## [What you need to do]
Go through the records below line by line. Count the lines with "ylabel" and give the count alone.

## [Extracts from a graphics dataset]
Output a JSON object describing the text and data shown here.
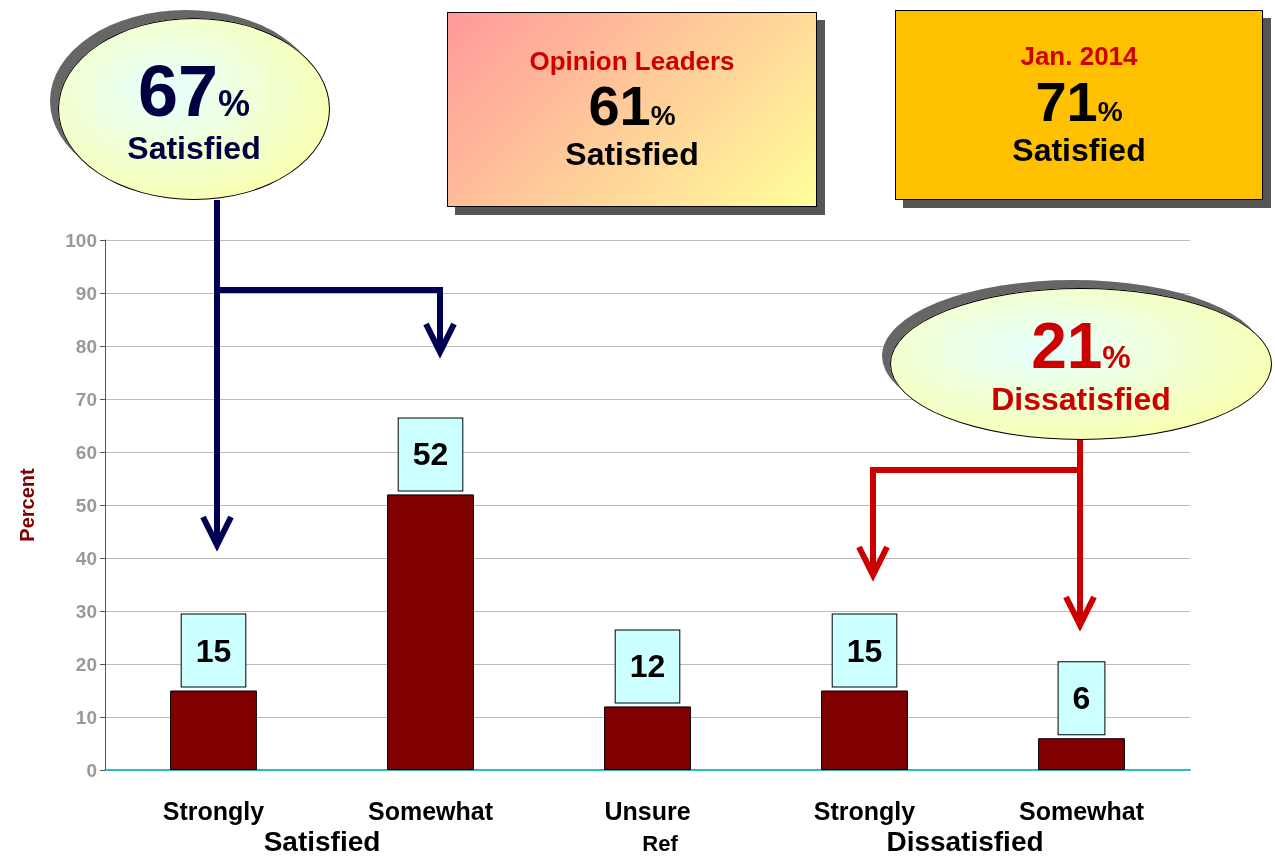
{
  "chart_data": {
    "type": "bar",
    "categories": [
      "Strongly",
      "Somewhat",
      "Unsure",
      "Strongly",
      "Somewhat"
    ],
    "values": [
      15,
      52,
      12,
      15,
      6
    ],
    "color": "#800000",
    "ylabel": "Percent",
    "ylim": [
      0,
      100
    ],
    "yticks": [
      0,
      10,
      20,
      30,
      40,
      50,
      60,
      70,
      80,
      90,
      100
    ],
    "grid": "y",
    "data_labels": true,
    "annotations": [
      "67%\nSatisfied",
      "Opinion Leaders\n61%\nSatisfied",
      "Jan. 2014\n71%\nSatisfied",
      "21%\nDissatisfied",
      "Satisfied",
      "Ref",
      "Dissatisfied"
    ]
  }
}
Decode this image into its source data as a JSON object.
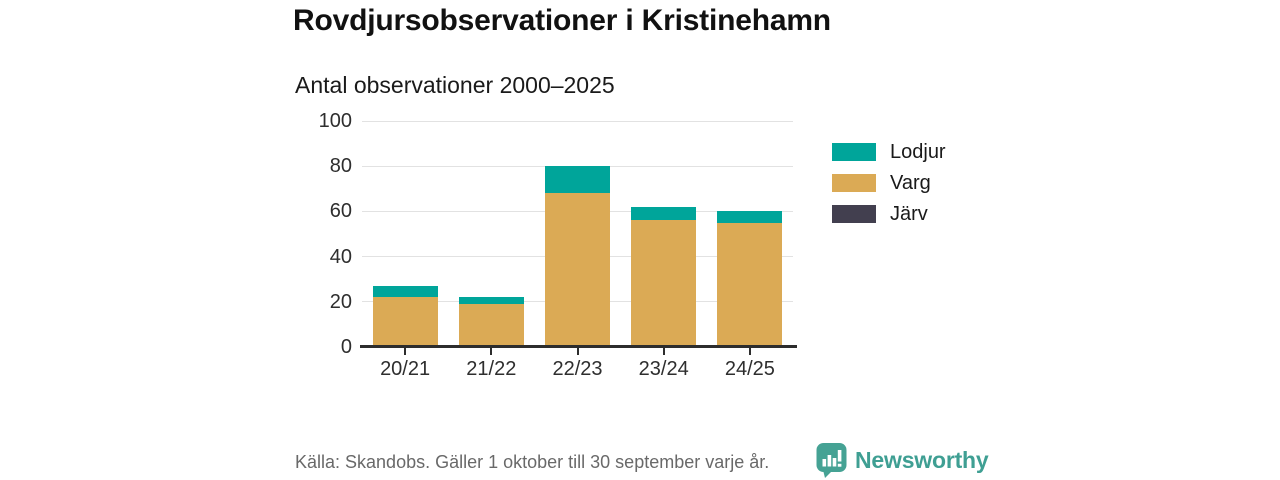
{
  "header": {
    "title": "Rovdjursobservationer i Kristinehamn",
    "subtitle": "Antal observationer 2000–2025"
  },
  "chart_data": {
    "type": "bar",
    "stacked": true,
    "title": "Rovdjursobservationer i Kristinehamn",
    "subtitle": "Antal observationer 2000–2025",
    "categories": [
      "20/21",
      "21/22",
      "22/23",
      "23/24",
      "24/25"
    ],
    "series": [
      {
        "name": "Järv",
        "color": "#423f4f",
        "values": [
          0,
          1,
          0,
          0,
          0
        ]
      },
      {
        "name": "Varg",
        "color": "#dbaa55",
        "values": [
          22,
          18,
          68,
          56,
          55
        ]
      },
      {
        "name": "Lodjur",
        "color": "#00a59a",
        "values": [
          5,
          3,
          12,
          6,
          5
        ]
      }
    ],
    "totals": [
      27,
      22,
      80,
      62,
      60
    ],
    "legend_order": [
      "Lodjur",
      "Varg",
      "Järv"
    ],
    "legend_position": "right",
    "xlabel": "",
    "ylabel": "",
    "ylim": [
      0,
      100
    ],
    "yticks": [
      0,
      20,
      40,
      60,
      80,
      100
    ],
    "grid": true
  },
  "footer": {
    "source": "Källa: Skandobs. Gäller 1 oktober till 30 september varje år.",
    "brand": "Newsworthy"
  },
  "colors": {
    "accent_teal": "#00a59a",
    "accent_gold": "#dbaa55",
    "accent_dark": "#423f4f",
    "brand_teal": "#3f9f93",
    "axis": "#2d2d2d",
    "grid": "#e2e2e2",
    "source_text": "#696969"
  }
}
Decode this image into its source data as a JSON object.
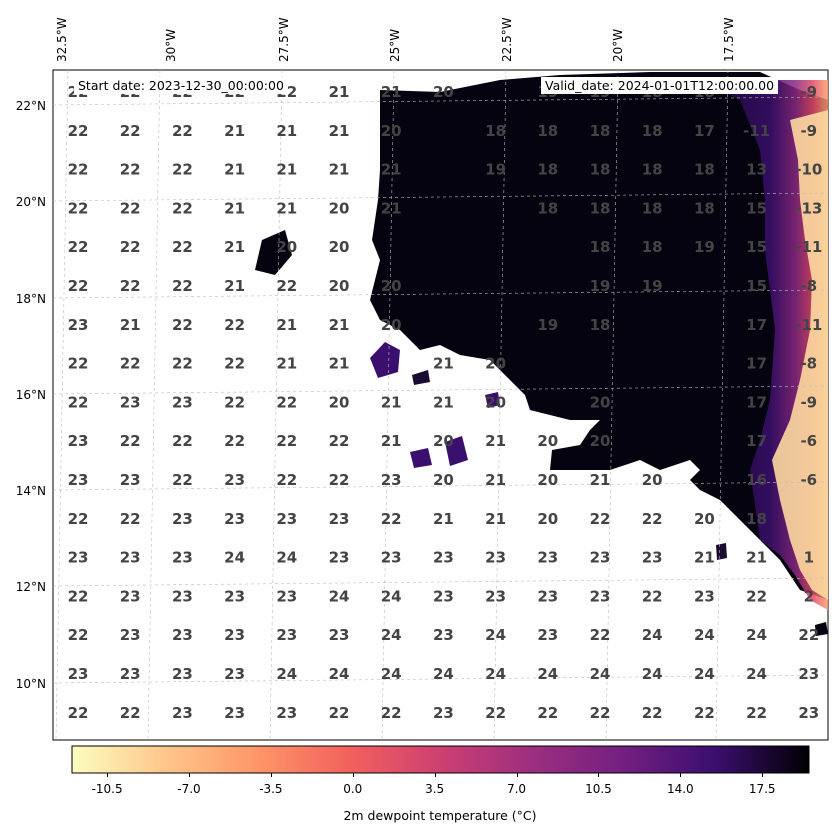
{
  "map": {
    "lon_labels": [
      "32.5°W",
      "30°W",
      "27.5°W",
      "25°W",
      "22.5°W",
      "20°W",
      "17.5°W"
    ],
    "lat_labels": [
      "22°N",
      "20°N",
      "18°N",
      "16°N",
      "14°N",
      "12°N",
      "10°N"
    ],
    "start_date_label": "Start date: 2023-12-30_00:00:00",
    "valid_date_label": "Valid_date: 2024-01-01T12:00:00.00",
    "grid_values": [
      [
        "22",
        "22",
        "22",
        "22",
        "22",
        "21",
        "21",
        "20",
        "",
        "19",
        "19",
        "18",
        "18",
        "-9"
      ],
      [
        "22",
        "22",
        "22",
        "21",
        "21",
        "21",
        "20",
        "",
        "18",
        "18",
        "18",
        "18",
        "17",
        "-11",
        "-9"
      ],
      [
        "22",
        "22",
        "22",
        "21",
        "21",
        "21",
        "21",
        "",
        "19",
        "18",
        "18",
        "18",
        "18",
        "13",
        "-10"
      ],
      [
        "22",
        "22",
        "22",
        "21",
        "21",
        "20",
        "21",
        "",
        "",
        "18",
        "18",
        "18",
        "18",
        "15",
        "-13"
      ],
      [
        "22",
        "22",
        "22",
        "21",
        "20",
        "20",
        "",
        "",
        "",
        "",
        "18",
        "18",
        "19",
        "15",
        "-11"
      ],
      [
        "22",
        "22",
        "22",
        "21",
        "22",
        "20",
        "20",
        "",
        "",
        "",
        "19",
        "19",
        "",
        "15",
        "-8"
      ],
      [
        "23",
        "21",
        "22",
        "22",
        "21",
        "21",
        "20",
        "",
        "",
        "19",
        "18",
        "",
        "",
        "17",
        "-11"
      ],
      [
        "22",
        "22",
        "22",
        "22",
        "21",
        "21",
        "",
        "21",
        "20",
        "",
        "",
        "",
        "",
        "17",
        "-8"
      ],
      [
        "22",
        "23",
        "23",
        "22",
        "22",
        "20",
        "21",
        "21",
        "20",
        "",
        "20",
        "",
        "",
        "17",
        "-9"
      ],
      [
        "23",
        "22",
        "22",
        "22",
        "22",
        "22",
        "21",
        "20",
        "21",
        "20",
        "20",
        "",
        "",
        "17",
        "-6"
      ],
      [
        "23",
        "23",
        "22",
        "23",
        "22",
        "22",
        "23",
        "20",
        "21",
        "20",
        "21",
        "20",
        "",
        "16",
        "-6"
      ],
      [
        "22",
        "22",
        "23",
        "23",
        "23",
        "23",
        "22",
        "21",
        "21",
        "20",
        "22",
        "22",
        "20",
        "18",
        ""
      ],
      [
        "23",
        "23",
        "23",
        "24",
        "24",
        "23",
        "23",
        "23",
        "23",
        "23",
        "23",
        "23",
        "21",
        "21",
        "1"
      ],
      [
        "22",
        "23",
        "23",
        "23",
        "23",
        "24",
        "24",
        "23",
        "23",
        "23",
        "23",
        "22",
        "23",
        "22",
        "2"
      ],
      [
        "22",
        "23",
        "23",
        "23",
        "23",
        "23",
        "24",
        "23",
        "24",
        "23",
        "22",
        "24",
        "24",
        "24",
        "22"
      ],
      [
        "23",
        "23",
        "23",
        "23",
        "24",
        "24",
        "24",
        "24",
        "24",
        "24",
        "24",
        "24",
        "24",
        "24",
        "23"
      ],
      [
        "22",
        "22",
        "23",
        "23",
        "23",
        "22",
        "22",
        "23",
        "22",
        "22",
        "22",
        "22",
        "22",
        "22",
        "23"
      ]
    ],
    "land_colors": {
      "darkest": "#05030f",
      "dark": "#1a0b33",
      "mid_purple": "#3b0f6e",
      "magenta": "#8c2981",
      "pink": "#de4968",
      "orange": "#fe9f6d",
      "pale": "#fcfdbf"
    }
  },
  "colorbar": {
    "label": "2m dewpoint temperature ($^\\circ$C)",
    "label_display": "2m dewpoint temperature (°C)",
    "ticks": [
      "-10.5",
      "-7.0",
      "-3.5",
      "0.0",
      "3.5",
      "7.0",
      "10.5",
      "14.0",
      "17.5"
    ],
    "range": [
      -12.0,
      19.5
    ],
    "colormap": "magma_r"
  }
}
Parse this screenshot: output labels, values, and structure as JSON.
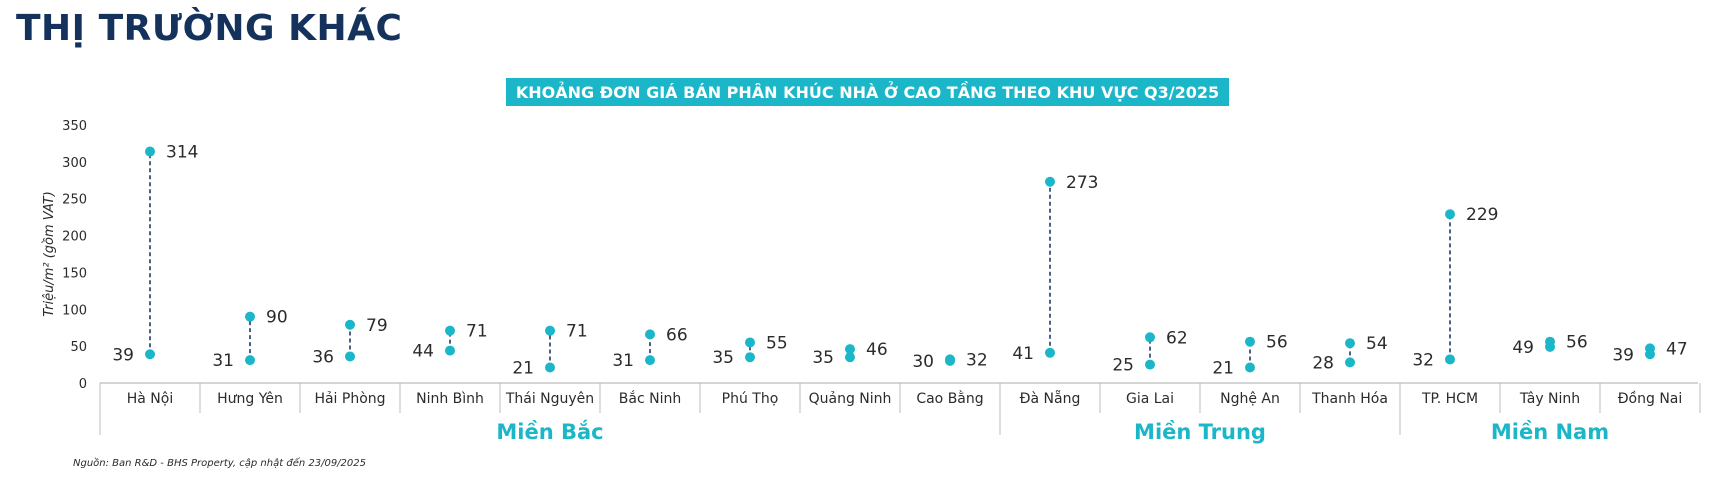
{
  "header": {
    "title": "THỊ TRƯỜNG KHÁC"
  },
  "chart_data": {
    "type": "range-dot",
    "title": "KHOẢNG ĐƠN GIÁ BÁN PHÂN KHÚC NHÀ Ở CAO TẦNG THEO KHU VỰC Q3/2025",
    "xlabel": "",
    "ylabel": "Triệu/m² (gồm VAT)",
    "ylim": [
      0,
      350
    ],
    "yticks": [
      0,
      50,
      100,
      150,
      200,
      250,
      300,
      350
    ],
    "grid": false,
    "categories": [
      "Hà Nội",
      "Hưng Yên",
      "Hải Phòng",
      "Ninh Bình",
      "Thái Nguyên",
      "Bắc Ninh",
      "Phú Thọ",
      "Quảng Ninh",
      "Cao Bằng",
      "Đà Nẵng",
      "Gia Lai",
      "Nghệ An",
      "Thanh Hóa",
      "TP. HCM",
      "Tây Ninh",
      "Đồng Nai"
    ],
    "series": [
      {
        "values": [
          39,
          31,
          36,
          44,
          21,
          31,
          35,
          35,
          30,
          41,
          25,
          21,
          28,
          32,
          49,
          39
        ]
      },
      {
        "values": [
          314,
          90,
          79,
          71,
          71,
          66,
          55,
          46,
          32,
          273,
          62,
          56,
          54,
          229,
          56,
          47
        ]
      }
    ],
    "groups": [
      {
        "label": "Miền Bắc",
        "start": 0,
        "end": 8
      },
      {
        "label": "Miền Trung",
        "start": 9,
        "end": 12
      },
      {
        "label": "Miền Nam",
        "start": 13,
        "end": 15
      }
    ],
    "colors": {
      "marker": "#1bb7c9",
      "line": "#1f3a64",
      "group": "#1bb7c9",
      "axis": "#bcbcbc"
    }
  },
  "footer": {
    "source": "Nguồn: Ban R&D - BHS Property, cập nhật đến 23/09/2025"
  }
}
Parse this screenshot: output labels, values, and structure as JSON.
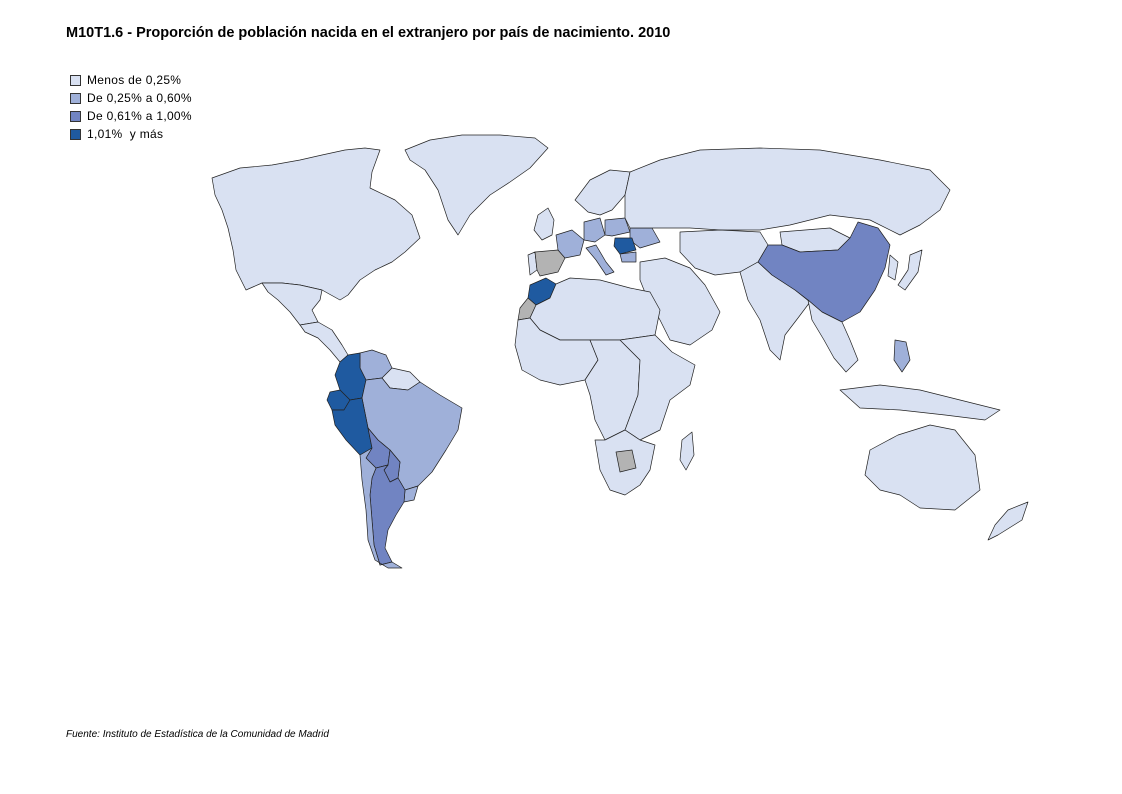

## [Task solution]
3